Saved data entries:
━━━━━━━━━━━━━━━━━━━━━━━━━━━━━━

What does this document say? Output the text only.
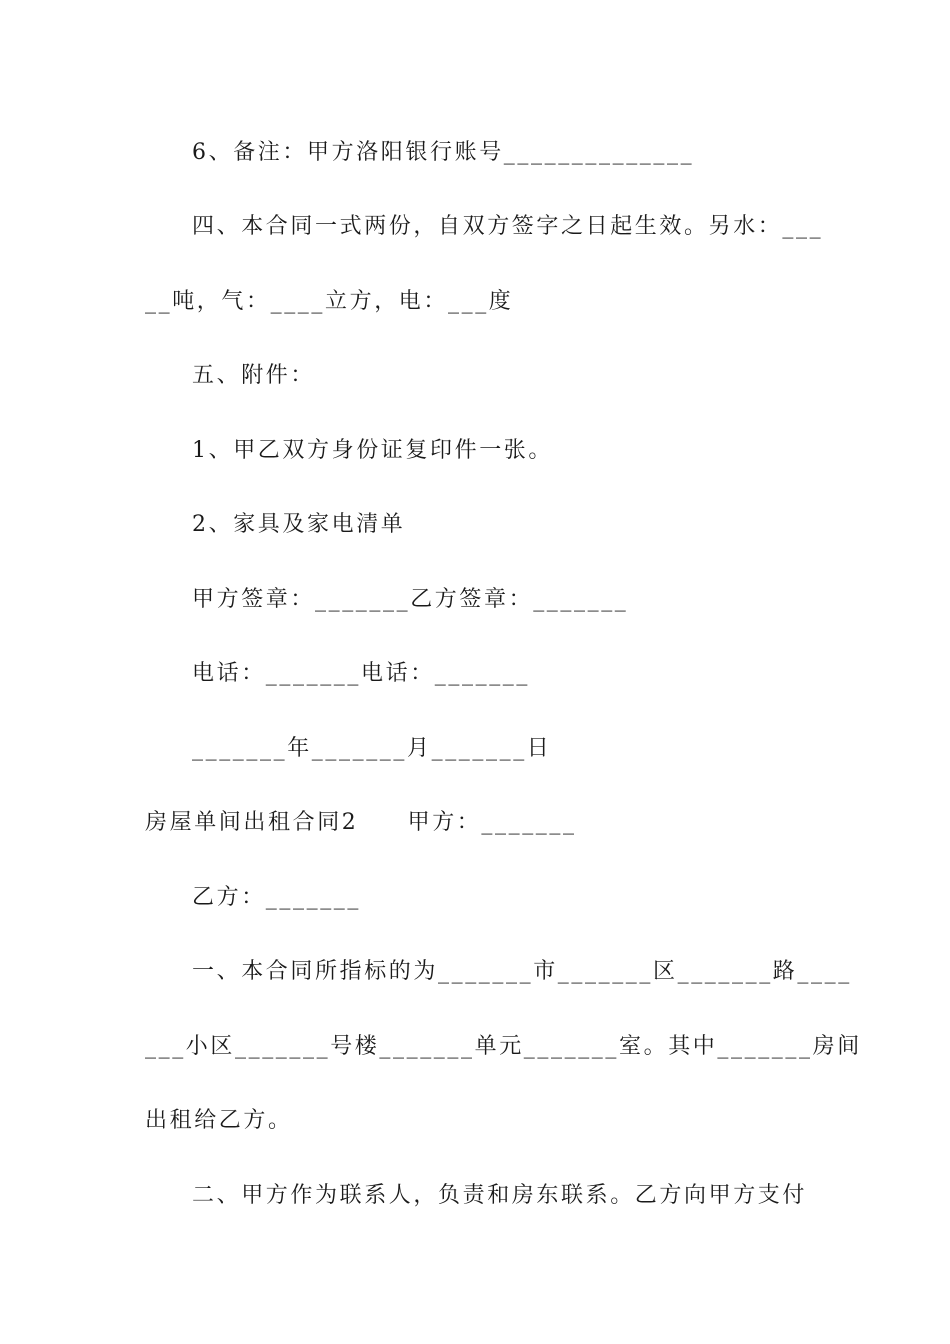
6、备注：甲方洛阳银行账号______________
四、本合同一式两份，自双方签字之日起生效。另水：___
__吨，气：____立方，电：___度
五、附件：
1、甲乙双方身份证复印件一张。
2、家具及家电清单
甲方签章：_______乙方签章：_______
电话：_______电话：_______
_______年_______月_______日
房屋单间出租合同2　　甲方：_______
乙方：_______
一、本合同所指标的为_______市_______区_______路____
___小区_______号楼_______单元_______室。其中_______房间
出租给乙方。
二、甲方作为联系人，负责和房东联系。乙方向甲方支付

━━━━━━━━━━━━━━━━━━━━━━━━━━━━━━

== What is expected ==
Every record above should be written out again exactly; the pictures stay out of the copy.

== Written response ==
What does this document say? Output the text only.
6、备注：甲方洛阳银行账号______________
四、本合同一式两份，自双方签字之日起生效。另水：___
__吨，气：____立方，电：___度
五、附件：
1、甲乙双方身份证复印件一张。
2、家具及家电清单
甲方签章：_______乙方签章：_______
电话：_______电话：_______
_______年_______月_______日
房屋单间出租合同2　　甲方：_______
乙方：_______
一、本合同所指标的为_______市_______区_______路____
___小区_______号楼_______单元_______室。其中_______房间
出租给乙方。
二、甲方作为联系人，负责和房东联系。乙方向甲方支付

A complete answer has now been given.